-- Begin Data extract --

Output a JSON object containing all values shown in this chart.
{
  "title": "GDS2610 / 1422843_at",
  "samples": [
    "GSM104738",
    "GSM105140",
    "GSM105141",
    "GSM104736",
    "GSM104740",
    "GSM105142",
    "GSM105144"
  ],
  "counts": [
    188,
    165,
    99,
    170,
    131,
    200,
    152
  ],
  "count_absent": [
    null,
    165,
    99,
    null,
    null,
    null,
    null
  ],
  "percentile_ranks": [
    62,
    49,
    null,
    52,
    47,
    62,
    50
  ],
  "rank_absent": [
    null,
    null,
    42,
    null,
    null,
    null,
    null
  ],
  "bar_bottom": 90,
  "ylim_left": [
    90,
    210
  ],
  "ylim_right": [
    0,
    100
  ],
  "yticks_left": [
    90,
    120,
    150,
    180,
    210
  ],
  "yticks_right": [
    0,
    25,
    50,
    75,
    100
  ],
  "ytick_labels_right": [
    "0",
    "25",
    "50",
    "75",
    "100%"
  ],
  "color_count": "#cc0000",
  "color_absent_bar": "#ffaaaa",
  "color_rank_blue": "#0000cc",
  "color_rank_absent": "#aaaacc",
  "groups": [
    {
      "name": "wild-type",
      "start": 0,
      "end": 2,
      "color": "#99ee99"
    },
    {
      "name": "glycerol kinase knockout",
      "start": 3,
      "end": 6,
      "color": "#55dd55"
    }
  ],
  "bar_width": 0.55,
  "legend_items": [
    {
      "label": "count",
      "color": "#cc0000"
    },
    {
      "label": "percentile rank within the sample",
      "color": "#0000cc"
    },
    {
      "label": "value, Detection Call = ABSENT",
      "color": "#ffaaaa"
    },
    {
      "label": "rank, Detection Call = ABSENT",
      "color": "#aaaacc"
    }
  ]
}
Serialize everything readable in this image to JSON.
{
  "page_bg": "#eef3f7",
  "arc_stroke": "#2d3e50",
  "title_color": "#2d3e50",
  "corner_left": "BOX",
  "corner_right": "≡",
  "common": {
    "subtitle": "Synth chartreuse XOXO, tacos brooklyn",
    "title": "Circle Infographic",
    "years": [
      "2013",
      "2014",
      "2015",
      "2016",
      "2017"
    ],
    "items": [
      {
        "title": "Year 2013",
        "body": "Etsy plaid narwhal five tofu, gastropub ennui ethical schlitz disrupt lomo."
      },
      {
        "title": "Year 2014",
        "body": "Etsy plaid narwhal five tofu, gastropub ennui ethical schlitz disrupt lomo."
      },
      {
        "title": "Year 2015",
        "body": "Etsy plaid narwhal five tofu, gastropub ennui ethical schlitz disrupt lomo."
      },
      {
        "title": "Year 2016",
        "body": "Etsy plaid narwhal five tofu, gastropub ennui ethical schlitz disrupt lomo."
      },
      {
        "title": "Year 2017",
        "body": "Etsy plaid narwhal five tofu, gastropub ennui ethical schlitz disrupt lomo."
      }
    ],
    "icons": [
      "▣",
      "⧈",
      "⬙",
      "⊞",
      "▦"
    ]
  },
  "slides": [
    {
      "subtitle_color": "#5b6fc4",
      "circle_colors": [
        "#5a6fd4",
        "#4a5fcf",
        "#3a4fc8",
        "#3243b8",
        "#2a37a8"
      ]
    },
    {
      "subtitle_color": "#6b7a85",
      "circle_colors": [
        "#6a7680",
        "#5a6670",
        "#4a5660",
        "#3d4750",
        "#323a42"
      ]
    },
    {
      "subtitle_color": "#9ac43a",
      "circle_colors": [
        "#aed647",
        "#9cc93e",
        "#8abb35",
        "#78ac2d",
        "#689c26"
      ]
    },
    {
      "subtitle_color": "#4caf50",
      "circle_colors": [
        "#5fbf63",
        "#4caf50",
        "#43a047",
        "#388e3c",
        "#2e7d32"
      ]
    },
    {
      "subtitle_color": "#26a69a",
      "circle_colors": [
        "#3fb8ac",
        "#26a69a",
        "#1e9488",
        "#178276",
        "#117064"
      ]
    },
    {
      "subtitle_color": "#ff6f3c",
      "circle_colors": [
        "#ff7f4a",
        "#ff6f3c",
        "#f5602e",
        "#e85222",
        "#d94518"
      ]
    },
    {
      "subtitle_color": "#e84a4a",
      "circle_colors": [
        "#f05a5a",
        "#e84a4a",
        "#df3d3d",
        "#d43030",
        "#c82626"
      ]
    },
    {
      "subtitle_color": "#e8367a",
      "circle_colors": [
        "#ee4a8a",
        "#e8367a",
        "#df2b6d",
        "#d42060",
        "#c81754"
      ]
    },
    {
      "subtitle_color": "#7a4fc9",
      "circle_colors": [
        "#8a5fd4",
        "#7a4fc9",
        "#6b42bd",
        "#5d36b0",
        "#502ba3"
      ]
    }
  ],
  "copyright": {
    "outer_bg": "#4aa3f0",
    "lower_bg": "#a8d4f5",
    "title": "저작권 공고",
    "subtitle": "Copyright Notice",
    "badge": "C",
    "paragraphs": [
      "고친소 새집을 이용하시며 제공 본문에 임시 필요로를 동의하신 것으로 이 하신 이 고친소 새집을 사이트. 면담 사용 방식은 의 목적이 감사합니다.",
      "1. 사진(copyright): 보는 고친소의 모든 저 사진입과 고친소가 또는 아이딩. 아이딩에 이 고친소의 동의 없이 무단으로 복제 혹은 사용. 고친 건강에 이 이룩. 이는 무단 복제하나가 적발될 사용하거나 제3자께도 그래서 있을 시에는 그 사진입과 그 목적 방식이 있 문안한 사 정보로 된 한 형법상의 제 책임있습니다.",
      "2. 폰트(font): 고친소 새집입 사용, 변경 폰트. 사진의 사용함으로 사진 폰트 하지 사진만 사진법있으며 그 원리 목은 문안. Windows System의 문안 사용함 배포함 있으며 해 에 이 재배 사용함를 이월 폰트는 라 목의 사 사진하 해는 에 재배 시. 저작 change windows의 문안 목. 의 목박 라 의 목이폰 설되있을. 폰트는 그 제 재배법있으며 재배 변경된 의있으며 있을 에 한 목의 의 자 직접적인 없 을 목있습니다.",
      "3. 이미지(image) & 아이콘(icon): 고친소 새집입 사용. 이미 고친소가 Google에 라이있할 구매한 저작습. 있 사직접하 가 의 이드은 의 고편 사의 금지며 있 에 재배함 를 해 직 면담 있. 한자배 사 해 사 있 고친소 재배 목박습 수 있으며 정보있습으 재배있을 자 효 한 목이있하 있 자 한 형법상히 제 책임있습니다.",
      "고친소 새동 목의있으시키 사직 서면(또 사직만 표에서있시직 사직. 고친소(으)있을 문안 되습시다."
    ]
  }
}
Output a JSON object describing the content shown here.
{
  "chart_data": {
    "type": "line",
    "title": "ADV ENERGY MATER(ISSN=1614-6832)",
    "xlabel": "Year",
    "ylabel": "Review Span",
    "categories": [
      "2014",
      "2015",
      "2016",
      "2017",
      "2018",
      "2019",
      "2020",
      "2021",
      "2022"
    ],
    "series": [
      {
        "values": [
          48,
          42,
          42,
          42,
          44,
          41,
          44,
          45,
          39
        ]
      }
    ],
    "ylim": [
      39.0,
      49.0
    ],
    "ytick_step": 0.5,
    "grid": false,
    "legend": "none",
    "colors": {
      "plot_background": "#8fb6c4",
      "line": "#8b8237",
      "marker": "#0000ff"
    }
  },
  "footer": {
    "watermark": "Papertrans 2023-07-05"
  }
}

-- End Data extract --

→ Aim: Copy out the full material exactly as it appears.

→ Answer to this task:
Output a JSON object containing all values shown in this chart.
{
  "title": "GDS2610 / 1422843_at",
  "samples": [
    "GSM104738",
    "GSM105140",
    "GSM105141",
    "GSM104736",
    "GSM104740",
    "GSM105142",
    "GSM105144"
  ],
  "counts": [
    188,
    165,
    99,
    170,
    131,
    200,
    152
  ],
  "count_absent": [
    null,
    165,
    99,
    null,
    null,
    null,
    null
  ],
  "percentile_ranks": [
    62,
    49,
    null,
    52,
    47,
    62,
    50
  ],
  "rank_absent": [
    null,
    null,
    42,
    null,
    null,
    null,
    null
  ],
  "bar_bottom": 90,
  "ylim_left": [
    90,
    210
  ],
  "ylim_right": [
    0,
    100
  ],
  "yticks_left": [
    90,
    120,
    150,
    180,
    210
  ],
  "yticks_right": [
    0,
    25,
    50,
    75,
    100
  ],
  "ytick_labels_right": [
    "0",
    "25",
    "50",
    "75",
    "100%"
  ],
  "color_count": "#cc0000",
  "color_absent_bar": "#ffaaaa",
  "color_rank_blue": "#0000cc",
  "color_rank_absent": "#aaaacc",
  "groups": [
    {
      "name": "wild-type",
      "start": 0,
      "end": 2,
      "color": "#99ee99"
    },
    {
      "name": "glycerol kinase knockout",
      "start": 3,
      "end": 6,
      "color": "#55dd55"
    }
  ],
  "bar_width": 0.55,
  "legend_items": [
    {
      "label": "count",
      "color": "#cc0000"
    },
    {
      "label": "percentile rank within the sample",
      "color": "#0000cc"
    },
    {
      "label": "value, Detection Call = ABSENT",
      "color": "#ffaaaa"
    },
    {
      "label": "rank, Detection Call = ABSENT",
      "color": "#aaaacc"
    }
  ]
}
Serialize everything readable in this image to JSON.
{
  "page_bg": "#eef3f7",
  "arc_stroke": "#2d3e50",
  "title_color": "#2d3e50",
  "corner_left": "BOX",
  "corner_right": "≡",
  "common": {
    "subtitle": "Synth chartreuse XOXO, tacos brooklyn",
    "title": "Circle Infographic",
    "years": [
      "2013",
      "2014",
      "2015",
      "2016",
      "2017"
    ],
    "items": [
      {
        "title": "Year 2013",
        "body": "Etsy plaid narwhal five tofu, gastropub ennui ethical schlitz disrupt lomo."
      },
      {
        "title": "Year 2014",
        "body": "Etsy plaid narwhal five tofu, gastropub ennui ethical schlitz disrupt lomo."
      },
      {
        "title": "Year 2015",
        "body": "Etsy plaid narwhal five tofu, gastropub ennui ethical schlitz disrupt lomo."
      },
      {
        "title": "Year 2016",
        "body": "Etsy plaid narwhal five tofu, gastropub ennui ethical schlitz disrupt lomo."
      },
      {
        "title": "Year 2017",
        "body": "Etsy plaid narwhal five tofu, gastropub ennui ethical schlitz disrupt lomo."
      }
    ],
    "icons": [
      "▣",
      "⧈",
      "⬙",
      "⊞",
      "▦"
    ]
  },
  "slides": [
    {
      "subtitle_color": "#5b6fc4",
      "circle_colors": [
        "#5a6fd4",
        "#4a5fcf",
        "#3a4fc8",
        "#3243b8",
        "#2a37a8"
      ]
    },
    {
      "subtitle_color": "#6b7a85",
      "circle_colors": [
        "#6a7680",
        "#5a6670",
        "#4a5660",
        "#3d4750",
        "#323a42"
      ]
    },
    {
      "subtitle_color": "#9ac43a",
      "circle_colors": [
        "#aed647",
        "#9cc93e",
        "#8abb35",
        "#78ac2d",
        "#689c26"
      ]
    },
    {
      "subtitle_color": "#4caf50",
      "circle_colors": [
        "#5fbf63",
        "#4caf50",
        "#43a047",
        "#388e3c",
        "#2e7d32"
      ]
    },
    {
      "subtitle_color": "#26a69a",
      "circle_colors": [
        "#3fb8ac",
        "#26a69a",
        "#1e9488",
        "#178276",
        "#117064"
      ]
    },
    {
      "subtitle_color": "#ff6f3c",
      "circle_colors": [
        "#ff7f4a",
        "#ff6f3c",
        "#f5602e",
        "#e85222",
        "#d94518"
      ]
    },
    {
      "subtitle_color": "#e84a4a",
      "circle_colors": [
        "#f05a5a",
        "#e84a4a",
        "#df3d3d",
        "#d43030",
        "#c82626"
      ]
    },
    {
      "subtitle_color": "#e8367a",
      "circle_colors": [
        "#ee4a8a",
        "#e8367a",
        "#df2b6d",
        "#d42060",
        "#c81754"
      ]
    },
    {
      "subtitle_color": "#7a4fc9",
      "circle_colors": [
        "#8a5fd4",
        "#7a4fc9",
        "#6b42bd",
        "#5d36b0",
        "#502ba3"
      ]
    }
  ],
  "copyright": {
    "outer_bg": "#4aa3f0",
    "lower_bg": "#a8d4f5",
    "title": "저작권 공고",
    "subtitle": "Copyright Notice",
    "badge": "C",
    "paragraphs": [
      "고친소 새집을 이용하시며 제공 본문에 임시 필요로를 동의하신 것으로 이 하신 이 고친소 새집을 사이트. 면담 사용 방식은 의 목적이 감사합니다.",
      "1. 사진(copyright): 보는 고친소의 모든 저 사진입과 고친소가 또는 아이딩. 아이딩에 이 고친소의 동의 없이 무단으로 복제 혹은 사용. 고친 건강에 이 이룩. 이는 무단 복제하나가 적발될 사용하거나 제3자께도 그래서 있을 시에는 그 사진입과 그 목적 방식이 있 문안한 사 정보로 된 한 형법상의 제 책임있습니다.",
      "2. 폰트(font): 고친소 새집입 사용, 변경 폰트. 사진의 사용함으로 사진 폰트 하지 사진만 사진법있으며 그 원리 목은 문안. Windows System의 문안 사용함 배포함 있으며 해 에 이 재배 사용함를 이월 폰트는 라 목의 사 사진하 해는 에 재배 시. 저작 change windows의 문안 목. 의 목박 라 의 목이폰 설되있을. 폰트는 그 제 재배법있으며 재배 변경된 의있으며 있을 에 한 목의 의 자 직접적인 없 을 목있습니다.",
      "3. 이미지(image) & 아이콘(icon): 고친소 새집입 사용. 이미 고친소가 Google에 라이있할 구매한 저작습. 있 사직접하 가 의 이드은 의 고편 사의 금지며 있 에 재배함 를 해 직 면담 있. 한자배 사 해 사 있 고친소 재배 목박습 수 있으며 정보있습으 재배있을 자 효 한 목이있하 있 자 한 형법상히 제 책임있습니다.",
      "고친소 새동 목의있으시키 사직 서면(또 사직만 표에서있시직 사직. 고친소(으)있을 문안 되습시다."
    ]
  }
}
Output a JSON object describing the content shown here.
{
  "chart_data": {
    "type": "line",
    "title": "ADV ENERGY MATER(ISSN=1614-6832)",
    "xlabel": "Year",
    "ylabel": "Review Span",
    "categories": [
      "2014",
      "2015",
      "2016",
      "2017",
      "2018",
      "2019",
      "2020",
      "2021",
      "2022"
    ],
    "series": [
      {
        "values": [
          48,
          42,
          42,
          42,
          44,
          41,
          44,
          45,
          39
        ]
      }
    ],
    "ylim": [
      39.0,
      49.0
    ],
    "ytick_step": 0.5,
    "grid": false,
    "legend": "none",
    "colors": {
      "plot_background": "#8fb6c4",
      "line": "#8b8237",
      "marker": "#0000ff"
    }
  },
  "footer": {
    "watermark": "Papertrans 2023-07-05"
  }
}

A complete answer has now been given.